• _MATERIAL SHOWN_
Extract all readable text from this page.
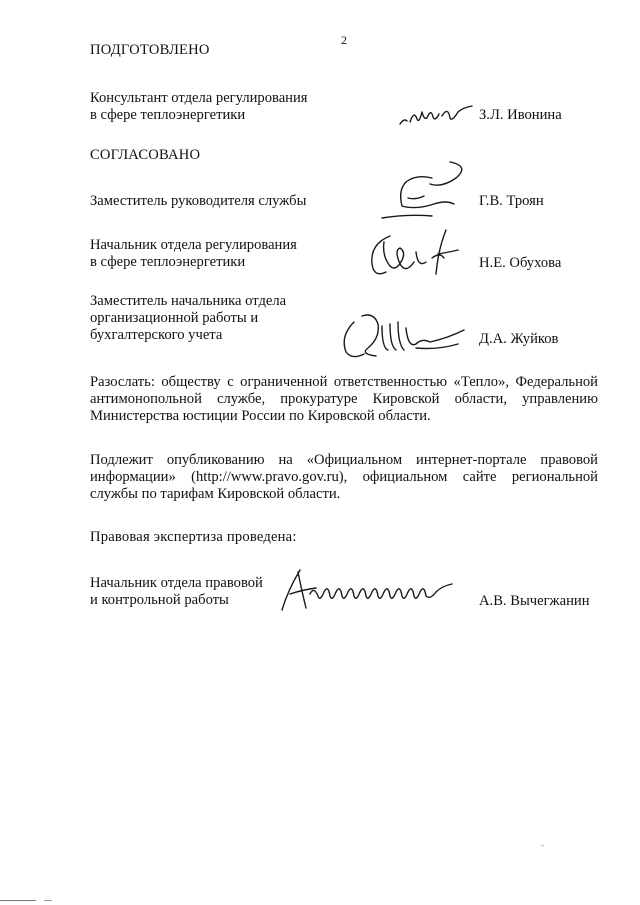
2
ПОДГОТОВЛЕНО
Консультант отдела регулирования
в сфере теплоэнергетики	З.Л. Ивонина
СОГЛАСОВАНО
Заместитель руководителя службы	Г.В. Троян
Начальник отдела регулирования
в сфере теплоэнергетики	Н.Е. Обухова
Заместитель начальника отдела
организационной работы и
бухгалтерского учета	Д.А. Жуйков
Разослать: обществу с ограниченной ответственностью «Тепло», Федеральной антимонопольной службе, прокуратуре Кировской области, управлению Министерства юстиции России по Кировской области.
Подлежит опубликованию на «Официальном интернет-портале правовой информации» (http://www.pravo.gov.ru), официальном сайте региональной службы по тарифам Кировской области.
Правовая экспертиза проведена:
Начальник отдела правовой
и контрольной работы	А.В. Вычегжанин
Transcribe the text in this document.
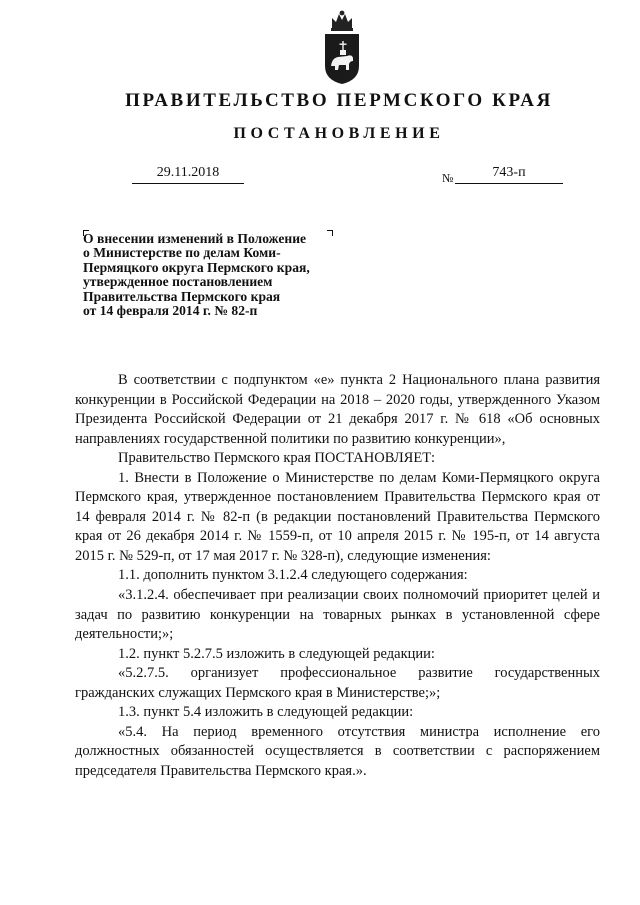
ПРАВИТЕЛЬСТВО ПЕРМСКОГО КРАЯ
ПОСТАНОВЛЕНИЕ
29.11.2018	№	743-п
О внесении изменений в Положение
о Министерстве по делам Коми-
Пермяцкого округа Пермского края,
утвержденное постановлением
Правительства Пермского края
от 14 февраля 2014 г. № 82-п

В соответствии с подпунктом «е» пункта 2 Национального плана развития конкуренции в Российской Федерации на 2018 – 2020 годы, утвержденного Указом Президента Российской Федерации от 21 декабря 2017 г. № 618 «Об основных направлениях государственной политики по развитию конкуренции»,

Правительство Пермского края ПОСТАНОВЛЯЕТ:

1. Внести в Положение о Министерстве по делам Коми-Пермяцкого округа Пермского края, утвержденное постановлением Правительства Пермского края от 14 февраля 2014 г. № 82-п (в редакции постановлений Правительства Пермского края от 26 декабря 2014 г. № 1559-п, от 10 апреля 2015 г. № 195-п, от 14 августа 2015 г. № 529-п, от 17 мая 2017 г. № 328-п), следующие изменения:

1.1. дополнить пунктом 3.1.2.4 следующего содержания:

«3.1.2.4. обеспечивает при реализации своих полномочий приоритет целей и задач по развитию конкуренции на товарных рынках в установленной сфере деятельности;»;

1.2. пункт 5.2.7.5 изложить в следующей редакции:

«5.2.7.5. организует профессиональное развитие государственных гражданских служащих Пермского края в Министерстве;»;

1.3. пункт 5.4 изложить в следующей редакции:

«5.4. На период временного отсутствия министра исполнение его должностных обязанностей осуществляется в соответствии с распоряжением председателя Правительства Пермского края.».
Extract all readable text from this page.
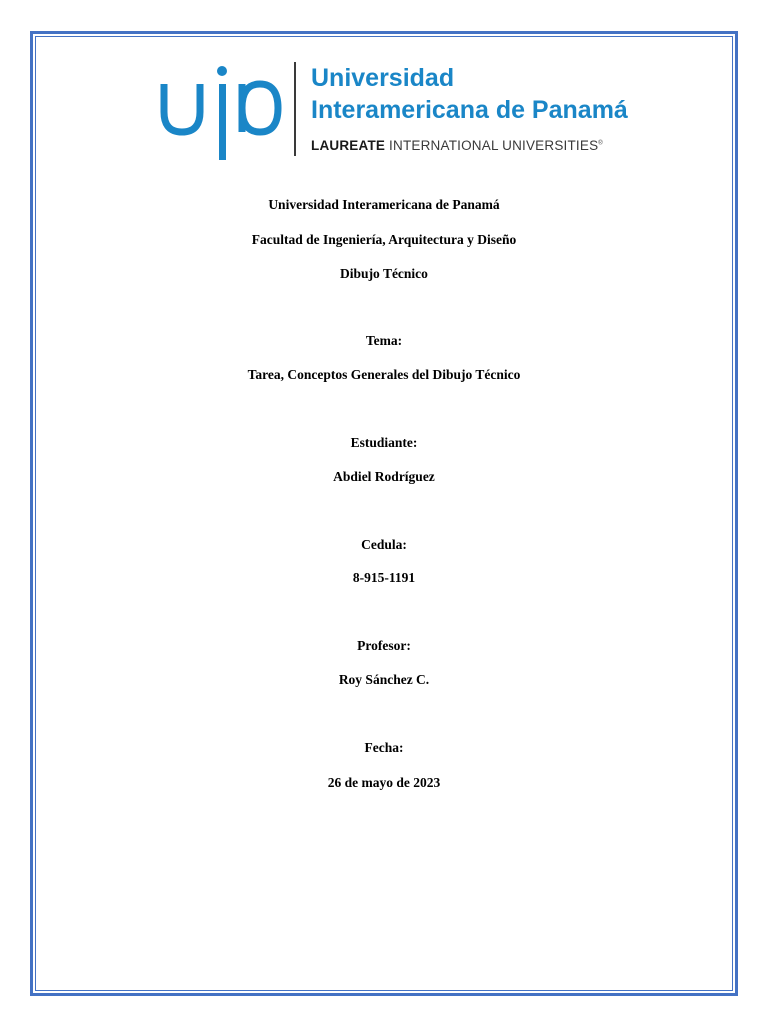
Universidad
Interamericana de Panamá
LAUREATE INTERNATIONAL UNIVERSITIES®
Universidad Interamericana de Panamá
Facultad de Ingeniería, Arquitectura y Diseño
Dibujo Técnico
Tema:
Tarea, Conceptos Generales del Dibujo Técnico
Estudiante:
Abdiel Rodríguez
Cedula:
8-915-1191
Profesor:
Roy Sánchez C.
Fecha:
26 de mayo de 2023
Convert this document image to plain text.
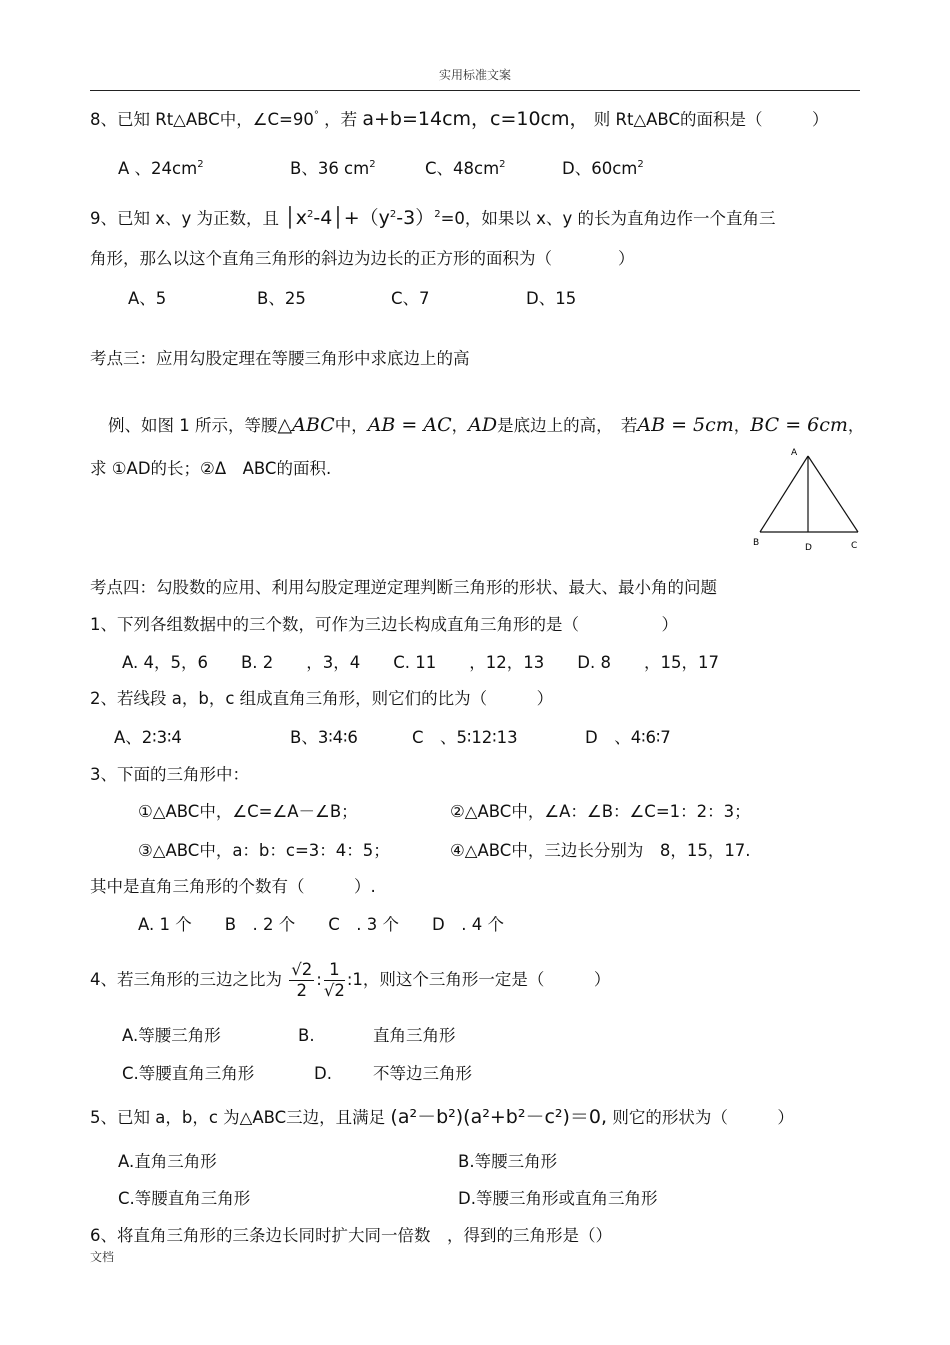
实用标准文案
8、已知 Rt△ABC中，∠C=90° ，若 a+b=14cm，c=10cm， 则 Rt△ABC的面积是（　　　）
A 、$24cm^2$	B、36 $cm^2$	C、$48cm^2$	D、$60cm^2$
9、已知 x、y 为正数，且 $│x^2-4│+(y^2-3)^2=0$，如果以 x、y 的长为直角边作一个直角三
角形，那么以这个直角三角形的斜边为边长的正方形的面积为（　　　　）
A、5	B、25	C、7	D、15
考点三：应用勾股定理在等腰三角形中求底边上的高
例、如图 1 所示，等腰△ABC中，AB = AC，AD是底边上的高，　若AB = 5cm，BC = 6cm，
求 ①AD的长；②Δ　ABC的面积.
A
B	D	C
考点四：勾股数的应用、利用勾股定理逆定理判断三角形的形状、最大、最小角的问题
1、下列各组数据中的三个数，可作为三边长构成直角三角形的是（　　　　　）
A. 4，5，6　　B. 2　　，3，4　　C. 11　　，12，13　　D. 8　　，15，17
2、若线段 a，b，c 组成直角三角形，则它们的比为（　　　）
A、2∶3∶4	B、3∶4∶6	C　、5∶12∶13	D　、4∶6∶7
3、下面的三角形中：
①△ABC中，∠C=∠A－∠B；	②△ABC中，∠A：∠B：∠C=1：2：3；
③△ABC中，a：b：c=3：4：5；	④△ABC中，三边长分别为　8，15，17.
其中是直角三角形的个数有（　　　）.
A. 1 个　　B　. 2 个　　C　. 3 个　　D　. 4 个
4、若三角形的三边之比为 $\frac{√2}{2}$ : $\frac{1}{√2}$ :1，则这个三角形一定是（　　　）
A.等腰三角形	B.	直角三角形
C.等腰直角三角形	D. 不等边三角形
5、已知 a，b，c 为△ABC三边，且满足 (a²－b²)(a²+b²－c²)＝0, 则它的形状为（　　　）
A.直角三角形	B.等腰三角形
C.等腰直角三角形	D.等腰三角形或直角三角形
6、将直角三角形的三条边长同时扩大同一倍数　，得到的三角形是（）
文档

• _DIRECTIONS_
Omit the pictures and give the material again, exactly and in full.

• _TASK RESULT_
Extract all readable text from this page.
2
ПОДГОТОВЛЕНО
Консультант отдела регулирования
в сфере теплоэнергетики	З.Л. Ивонина
СОГЛАСОВАНО
Заместитель руководителя службы	Г.В. Троян
Начальник отдела регулирования
в сфере теплоэнергетики	Н.Е. Обухова
Заместитель начальника отдела
организационной работы и
бухгалтерского учета	Д.А. Жуйков
Разослать: обществу с ограниченной ответственностью «Тепло», Федеральной антимонопольной службе, прокуратуре Кировской области, управлению Министерства юстиции России по Кировской области.
Подлежит опубликованию на «Официальном интернет-портале правовой информации» (http://www.pravo.gov.ru), официальном сайте региональной службы по тарифам Кировской области.
Правовая экспертиза проведена:
Начальник отдела правовой
и контрольной работы	А.В. Вычегжанин
Transcribe the text in this document.
ПРАВИТЕЛЬСТВО ПЕРМСКОГО КРАЯ
ПОСТАНОВЛЕНИЕ
29.11.2018	№	743-п
О внесении изменений в Положение
о Министерстве по делам Коми-
Пермяцкого округа Пермского края,
утвержденное постановлением
Правительства Пермского края
от 14 февраля 2014 г. № 82-п

В соответствии с подпунктом «е» пункта 2 Национального плана развития конкуренции в Российской Федерации на 2018 – 2020 годы, утвержденного Указом Президента Российской Федерации от 21 декабря 2017 г. № 618 «Об основных направлениях государственной политики по развитию конкуренции»,

Правительство Пермского края ПОСТАНОВЛЯЕТ:

1. Внести в Положение о Министерстве по делам Коми-Пермяцкого округа Пермского края, утвержденное постановлением Правительства Пермского края от 14 февраля 2014 г. № 82-п (в редакции постановлений Правительства Пермского края от 26 декабря 2014 г. № 1559-п, от 10 апреля 2015 г. № 195-п, от 14 августа 2015 г. № 529-п, от 17 мая 2017 г. № 328-п), следующие изменения:

1.1. дополнить пунктом 3.1.2.4 следующего содержания:

«3.1.2.4. обеспечивает при реализации своих полномочий приоритет целей и задач по развитию конкуренции на товарных рынках в установленной сфере деятельности;»;

1.2. пункт 5.2.7.5 изложить в следующей редакции:

«5.2.7.5. организует профессиональное развитие государственных гражданских служащих Пермского края в Министерстве;»;

1.3. пункт 5.4 изложить в следующей редакции:

«5.4. На период временного отсутствия министра исполнение его должностных обязанностей осуществляется в соответствии с распоряжением председателя Правительства Пермского края.».
Extract all readable text from this page.
Universidad
Interamericana de Panamá
LAUREATE INTERNATIONAL UNIVERSITIES®
Universidad Interamericana de Panamá
Facultad de Ingeniería, Arquitectura y Diseño
Dibujo Técnico
Tema:
Tarea, Conceptos Generales del Dibujo Técnico
Estudiante:
Abdiel Rodríguez
Cedula:
8-915-1191
Profesor:
Roy Sánchez C.
Fecha:
26 de mayo de 2023
Convert this document image to plain text.
实用标准文案
8、已知 Rt△ABC中，∠C=90° ，若 a+b=14cm，c=10cm， 则 Rt△ABC的面积是（　　　）
A 、$24cm^2$	B、36 $cm^2$	C、$48cm^2$	D、$60cm^2$
9、已知 x、y 为正数，且 $│x^2-4│+(y^2-3)^2=0$，如果以 x、y 的长为直角边作一个直角三
角形，那么以这个直角三角形的斜边为边长的正方形的面积为（　　　　）
A、5	B、25	C、7	D、15
考点三：应用勾股定理在等腰三角形中求底边上的高
例、如图 1 所示，等腰△ABC中，AB = AC，AD是底边上的高，　若AB = 5cm，BC = 6cm，
求 ①AD的长；②Δ　ABC的面积.
A
B	D	C
考点四：勾股数的应用、利用勾股定理逆定理判断三角形的形状、最大、最小角的问题
1、下列各组数据中的三个数，可作为三边长构成直角三角形的是（　　　　　）
A. 4，5，6　　B. 2　　，3，4　　C. 11　　，12，13　　D. 8　　，15，17
2、若线段 a，b，c 组成直角三角形，则它们的比为（　　　）
A、2∶3∶4	B、3∶4∶6	C　、5∶12∶13	D　、4∶6∶7
3、下面的三角形中：
①△ABC中，∠C=∠A－∠B；	②△ABC中，∠A：∠B：∠C=1：2：3；
③△ABC中，a：b：c=3：4：5；	④△ABC中，三边长分别为　8，15，17.
其中是直角三角形的个数有（　　　）.
A. 1 个　　B　. 2 个　　C　. 3 个　　D　. 4 个
4、若三角形的三边之比为 $\frac{√2}{2}$ : $\frac{1}{√2}$ :1，则这个三角形一定是（　　　）
A.等腰三角形	B.	直角三角形
C.等腰直角三角形	D. 不等边三角形
5、已知 a，b，c 为△ABC三边，且满足 (a²－b²)(a²+b²－c²)＝0, 则它的形状为（　　　）
A.直角三角形	B.等腰三角形
C.等腰直角三角形	D.等腰三角形或直角三角形
6、将直角三角形的三条边长同时扩大同一倍数　，得到的三角形是（）
文档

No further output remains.